◆ Your tasks:
1. From the author's note, print the part that opens with the words containing "I read a lot" and closes with "to come next!".
2. According to the author's note, how many readers have read the book?
3. Decide whether each statement agrees with the author's note, answering yes or no and quoting the deciding words: (a) Some commenters predict that she will walk out. (b) The writer of the note expected thousands of people to read the book. (c) The book is already complete.
*** Excerpt provided Section Begins ***
I read a lot of comments saying she's going to walk out because everyone she's ever loved has somehow left and she has no reason to continue. Do you think she will keep fighting for herself and her 'family' or will she do something else? Will Ashton recover? Let me know in the comments what you think is to come next! 

Can't believe this book is so close to being complete, I almost don't want to end it haha. Thank you so much for all the love you have shown towards this book, it's incredible. I never expected for 9 thousand of you to have read this book, let alone one person. I am grateful for all the love this books receiving. Thank you! Have a wonderful day lovelies!
*** Excerpt provided Section Ends ***
*** Source data Section Begins ***
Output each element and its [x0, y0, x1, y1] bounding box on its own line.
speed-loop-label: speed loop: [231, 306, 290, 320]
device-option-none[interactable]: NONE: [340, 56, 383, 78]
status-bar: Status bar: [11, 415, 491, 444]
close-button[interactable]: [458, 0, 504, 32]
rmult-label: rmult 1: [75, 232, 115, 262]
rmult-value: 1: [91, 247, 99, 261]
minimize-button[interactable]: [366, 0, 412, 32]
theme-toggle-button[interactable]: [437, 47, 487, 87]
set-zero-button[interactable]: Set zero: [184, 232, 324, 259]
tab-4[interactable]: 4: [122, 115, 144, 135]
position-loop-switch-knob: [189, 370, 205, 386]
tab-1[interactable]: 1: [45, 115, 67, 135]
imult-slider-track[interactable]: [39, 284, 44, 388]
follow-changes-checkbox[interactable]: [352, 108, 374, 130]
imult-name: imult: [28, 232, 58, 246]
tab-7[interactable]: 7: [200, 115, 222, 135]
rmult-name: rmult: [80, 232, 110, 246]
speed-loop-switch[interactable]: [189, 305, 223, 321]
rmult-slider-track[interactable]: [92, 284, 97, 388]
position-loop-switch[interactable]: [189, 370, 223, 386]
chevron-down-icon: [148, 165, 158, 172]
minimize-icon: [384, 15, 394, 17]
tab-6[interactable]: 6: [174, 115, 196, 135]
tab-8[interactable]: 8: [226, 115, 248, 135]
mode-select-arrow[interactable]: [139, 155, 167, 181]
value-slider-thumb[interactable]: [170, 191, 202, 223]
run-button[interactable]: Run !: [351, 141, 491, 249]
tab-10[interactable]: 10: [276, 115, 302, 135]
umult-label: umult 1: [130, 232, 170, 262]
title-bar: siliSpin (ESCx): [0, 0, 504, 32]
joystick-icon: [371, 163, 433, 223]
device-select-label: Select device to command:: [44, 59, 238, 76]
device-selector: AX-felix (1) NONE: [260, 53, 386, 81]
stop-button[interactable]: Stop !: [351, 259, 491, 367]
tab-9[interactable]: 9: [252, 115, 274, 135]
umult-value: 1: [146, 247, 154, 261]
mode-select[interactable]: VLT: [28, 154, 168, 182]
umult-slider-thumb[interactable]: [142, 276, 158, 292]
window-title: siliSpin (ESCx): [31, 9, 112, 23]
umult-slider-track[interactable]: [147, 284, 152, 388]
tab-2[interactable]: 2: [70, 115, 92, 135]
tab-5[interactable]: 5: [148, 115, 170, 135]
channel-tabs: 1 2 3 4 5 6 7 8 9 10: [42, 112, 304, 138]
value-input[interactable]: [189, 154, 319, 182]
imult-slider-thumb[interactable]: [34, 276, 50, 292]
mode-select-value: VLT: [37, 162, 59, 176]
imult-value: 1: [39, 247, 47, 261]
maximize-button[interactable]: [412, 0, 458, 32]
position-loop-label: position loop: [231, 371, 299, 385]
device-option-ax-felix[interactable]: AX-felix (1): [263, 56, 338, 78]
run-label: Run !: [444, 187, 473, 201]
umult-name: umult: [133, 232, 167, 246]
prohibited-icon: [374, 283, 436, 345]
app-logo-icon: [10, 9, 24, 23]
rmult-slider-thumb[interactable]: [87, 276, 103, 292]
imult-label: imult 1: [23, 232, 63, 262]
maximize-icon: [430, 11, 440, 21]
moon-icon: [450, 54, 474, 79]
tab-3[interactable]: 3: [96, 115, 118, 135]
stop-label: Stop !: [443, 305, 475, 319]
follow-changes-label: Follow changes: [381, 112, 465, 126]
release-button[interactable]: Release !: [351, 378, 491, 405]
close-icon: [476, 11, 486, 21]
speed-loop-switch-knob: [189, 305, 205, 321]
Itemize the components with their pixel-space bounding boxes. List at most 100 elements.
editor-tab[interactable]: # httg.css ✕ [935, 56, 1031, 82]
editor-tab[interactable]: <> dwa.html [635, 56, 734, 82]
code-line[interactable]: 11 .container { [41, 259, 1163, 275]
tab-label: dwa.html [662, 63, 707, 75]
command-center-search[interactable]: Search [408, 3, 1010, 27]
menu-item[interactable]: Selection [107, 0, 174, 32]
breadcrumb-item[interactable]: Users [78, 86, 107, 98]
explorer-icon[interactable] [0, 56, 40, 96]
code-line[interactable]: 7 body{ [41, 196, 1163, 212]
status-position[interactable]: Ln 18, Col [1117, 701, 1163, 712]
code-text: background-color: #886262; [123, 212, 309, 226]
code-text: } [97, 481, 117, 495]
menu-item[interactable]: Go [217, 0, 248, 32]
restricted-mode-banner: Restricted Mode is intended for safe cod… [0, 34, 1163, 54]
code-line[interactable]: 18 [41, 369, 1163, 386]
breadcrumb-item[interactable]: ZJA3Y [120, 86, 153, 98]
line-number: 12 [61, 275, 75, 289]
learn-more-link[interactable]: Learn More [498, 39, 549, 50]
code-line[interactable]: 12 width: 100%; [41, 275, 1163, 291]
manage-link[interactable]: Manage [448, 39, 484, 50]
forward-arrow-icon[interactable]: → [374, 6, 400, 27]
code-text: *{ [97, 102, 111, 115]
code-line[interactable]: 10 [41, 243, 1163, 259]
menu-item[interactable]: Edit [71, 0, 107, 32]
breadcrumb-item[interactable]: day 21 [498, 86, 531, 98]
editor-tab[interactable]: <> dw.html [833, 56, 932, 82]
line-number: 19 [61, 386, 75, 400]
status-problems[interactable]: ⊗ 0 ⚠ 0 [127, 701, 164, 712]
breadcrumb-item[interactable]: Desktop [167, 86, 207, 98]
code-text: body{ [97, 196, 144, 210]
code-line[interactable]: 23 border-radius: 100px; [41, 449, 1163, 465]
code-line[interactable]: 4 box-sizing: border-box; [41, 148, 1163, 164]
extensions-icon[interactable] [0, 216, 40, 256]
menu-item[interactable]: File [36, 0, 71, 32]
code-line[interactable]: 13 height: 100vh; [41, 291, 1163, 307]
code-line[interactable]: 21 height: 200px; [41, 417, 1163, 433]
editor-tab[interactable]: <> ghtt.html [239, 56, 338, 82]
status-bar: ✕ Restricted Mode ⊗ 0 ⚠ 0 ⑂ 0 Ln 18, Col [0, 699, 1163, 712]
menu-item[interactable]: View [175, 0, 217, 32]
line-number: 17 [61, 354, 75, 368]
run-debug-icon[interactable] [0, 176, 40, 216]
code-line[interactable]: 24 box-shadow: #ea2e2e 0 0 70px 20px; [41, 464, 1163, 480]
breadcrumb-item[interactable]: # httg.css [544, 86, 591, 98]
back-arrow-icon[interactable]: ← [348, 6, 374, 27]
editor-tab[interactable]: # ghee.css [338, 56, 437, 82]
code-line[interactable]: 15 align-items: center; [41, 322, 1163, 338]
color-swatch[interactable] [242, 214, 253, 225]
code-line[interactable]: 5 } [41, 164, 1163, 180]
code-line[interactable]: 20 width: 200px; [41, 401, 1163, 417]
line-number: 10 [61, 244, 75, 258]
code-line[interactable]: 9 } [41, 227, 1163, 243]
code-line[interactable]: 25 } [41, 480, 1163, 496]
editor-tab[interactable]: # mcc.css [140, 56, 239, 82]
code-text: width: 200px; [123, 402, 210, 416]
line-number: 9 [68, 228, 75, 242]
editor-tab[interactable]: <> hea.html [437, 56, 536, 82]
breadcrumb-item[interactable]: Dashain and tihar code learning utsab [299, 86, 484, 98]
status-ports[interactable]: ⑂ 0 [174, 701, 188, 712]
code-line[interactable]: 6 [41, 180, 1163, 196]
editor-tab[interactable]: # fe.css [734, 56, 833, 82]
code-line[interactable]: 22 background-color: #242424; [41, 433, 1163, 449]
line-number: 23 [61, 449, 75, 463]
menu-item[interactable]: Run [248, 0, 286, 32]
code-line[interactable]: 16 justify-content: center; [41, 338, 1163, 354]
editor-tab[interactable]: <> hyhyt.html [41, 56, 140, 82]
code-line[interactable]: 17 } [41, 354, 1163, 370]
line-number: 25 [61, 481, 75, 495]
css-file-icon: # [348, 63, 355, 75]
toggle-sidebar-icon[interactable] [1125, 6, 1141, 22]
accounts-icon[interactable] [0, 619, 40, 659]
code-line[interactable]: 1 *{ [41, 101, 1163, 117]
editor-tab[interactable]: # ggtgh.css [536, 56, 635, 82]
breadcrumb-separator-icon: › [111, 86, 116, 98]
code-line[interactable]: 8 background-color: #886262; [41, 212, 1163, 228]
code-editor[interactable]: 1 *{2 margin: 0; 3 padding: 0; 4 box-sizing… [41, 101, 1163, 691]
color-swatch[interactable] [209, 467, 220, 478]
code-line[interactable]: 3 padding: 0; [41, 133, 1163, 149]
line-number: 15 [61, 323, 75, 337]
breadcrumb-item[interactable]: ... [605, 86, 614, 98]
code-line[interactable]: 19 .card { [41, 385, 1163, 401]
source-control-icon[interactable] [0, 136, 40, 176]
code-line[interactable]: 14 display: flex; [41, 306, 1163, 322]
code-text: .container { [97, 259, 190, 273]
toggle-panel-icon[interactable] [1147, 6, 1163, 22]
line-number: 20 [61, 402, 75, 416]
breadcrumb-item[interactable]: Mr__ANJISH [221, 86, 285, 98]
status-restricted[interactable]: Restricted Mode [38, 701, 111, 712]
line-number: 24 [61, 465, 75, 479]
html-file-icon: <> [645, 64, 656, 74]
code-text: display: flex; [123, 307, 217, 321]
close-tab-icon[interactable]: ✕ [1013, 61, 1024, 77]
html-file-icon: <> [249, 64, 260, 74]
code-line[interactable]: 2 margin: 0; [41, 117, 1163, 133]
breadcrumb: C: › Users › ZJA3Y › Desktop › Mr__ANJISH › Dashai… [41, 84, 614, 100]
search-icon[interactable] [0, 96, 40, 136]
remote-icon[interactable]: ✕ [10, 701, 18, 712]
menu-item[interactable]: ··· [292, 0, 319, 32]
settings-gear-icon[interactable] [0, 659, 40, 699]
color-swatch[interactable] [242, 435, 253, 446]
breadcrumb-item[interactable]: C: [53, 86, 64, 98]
*** Source data Section Ends ***
◆ Response list:
1.
I read a lot of comments saying she's going to walk out because everyone she's ever loved has somehow left and she has no reason to continue. Do you think she will keep fighting for herself and her 'family' or will she do something else? Will Ashton recover? Let me know in the comments what you think is to come next!

2. 9 thousand

3.
(a) Yes: "I read a lot of comments saying she's going to walk out"
(b) No: "I never expected for 9 thousand of you to have read this book, let alone one person."
(c) No: "Can't believe this book is so close to being complete"